§ Written problem
Write out each line exactly as given. Leave the pictures out of your copy.

§ Provided records
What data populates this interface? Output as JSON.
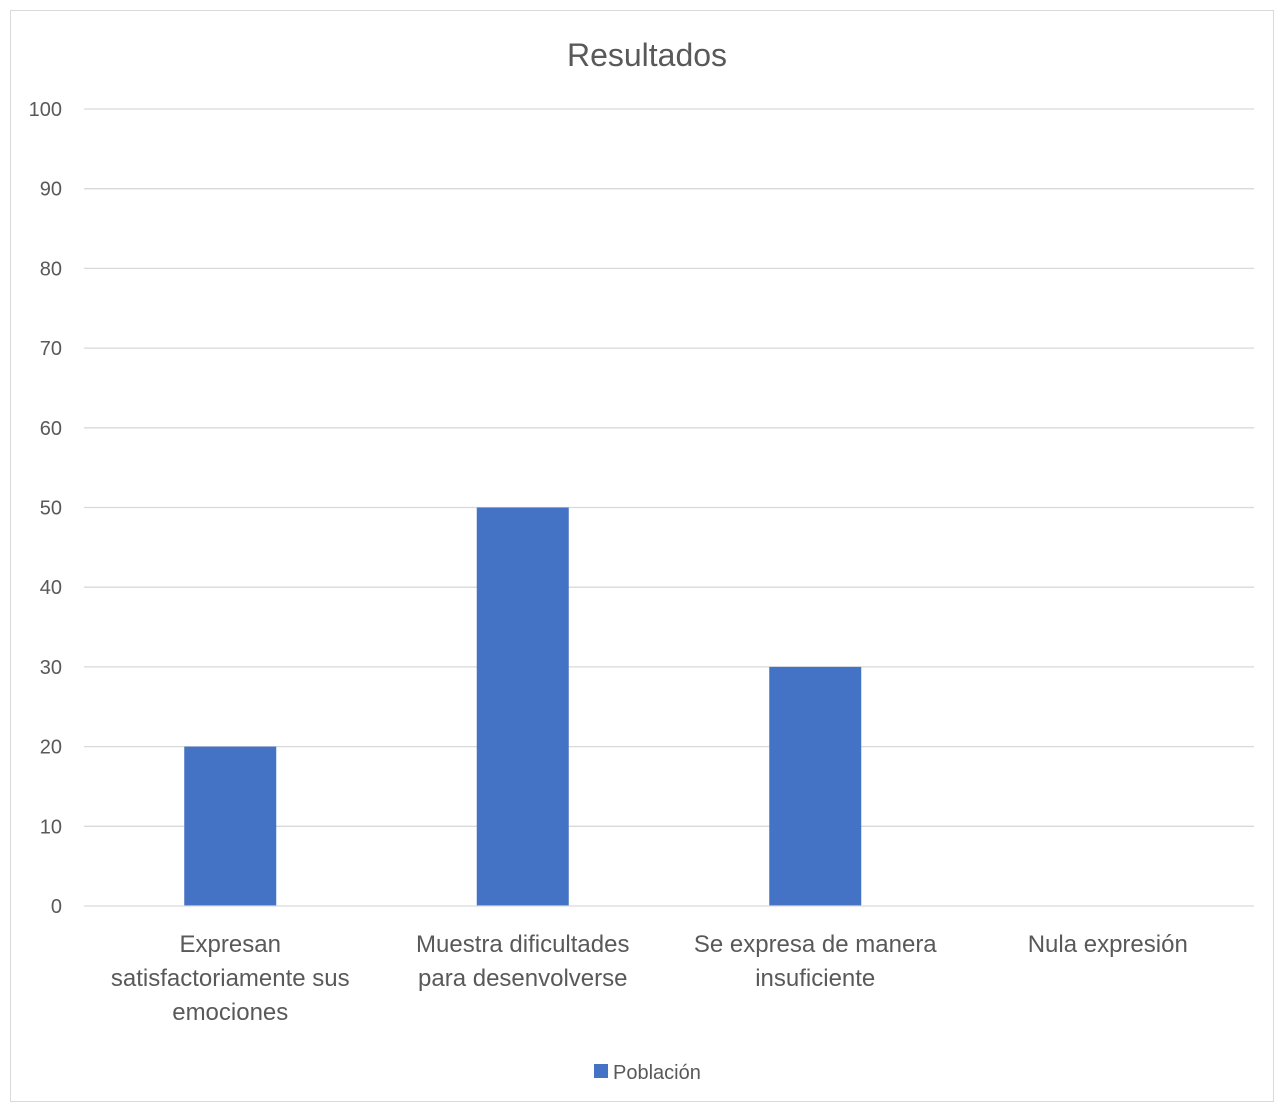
{
  "chart_data": {
    "type": "bar",
    "title": "Resultados",
    "categories": [
      [
        "Expresan",
        "satisfactoriamente sus",
        "emociones"
      ],
      [
        "Muestra dificultades",
        "para desenvolverse"
      ],
      [
        "Se expresa de manera",
        "insuficiente"
      ],
      [
        "Nula expresión"
      ]
    ],
    "series": [
      {
        "name": "Población",
        "values": [
          20,
          50,
          30,
          0
        ],
        "color": "#4472c4"
      }
    ],
    "ylim": [
      0,
      100
    ],
    "yticks": [
      0,
      10,
      20,
      30,
      40,
      50,
      60,
      70,
      80,
      90,
      100
    ],
    "grid": true,
    "legend_position": "bottom"
  }
}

§ Completed exercise
What data populates this interface? Output as JSON.
{
  "chart_data": {
    "type": "bar",
    "title": "Resultados",
    "categories": [
      [
        "Expresan",
        "satisfactoriamente sus",
        "emociones"
      ],
      [
        "Muestra dificultades",
        "para desenvolverse"
      ],
      [
        "Se expresa de manera",
        "insuficiente"
      ],
      [
        "Nula expresión"
      ]
    ],
    "series": [
      {
        "name": "Población",
        "values": [
          20,
          50,
          30,
          0
        ],
        "color": "#4472c4"
      }
    ],
    "ylim": [
      0,
      100
    ],
    "yticks": [
      0,
      10,
      20,
      30,
      40,
      50,
      60,
      70,
      80,
      90,
      100
    ],
    "grid": true,
    "legend_position": "bottom"
  }
}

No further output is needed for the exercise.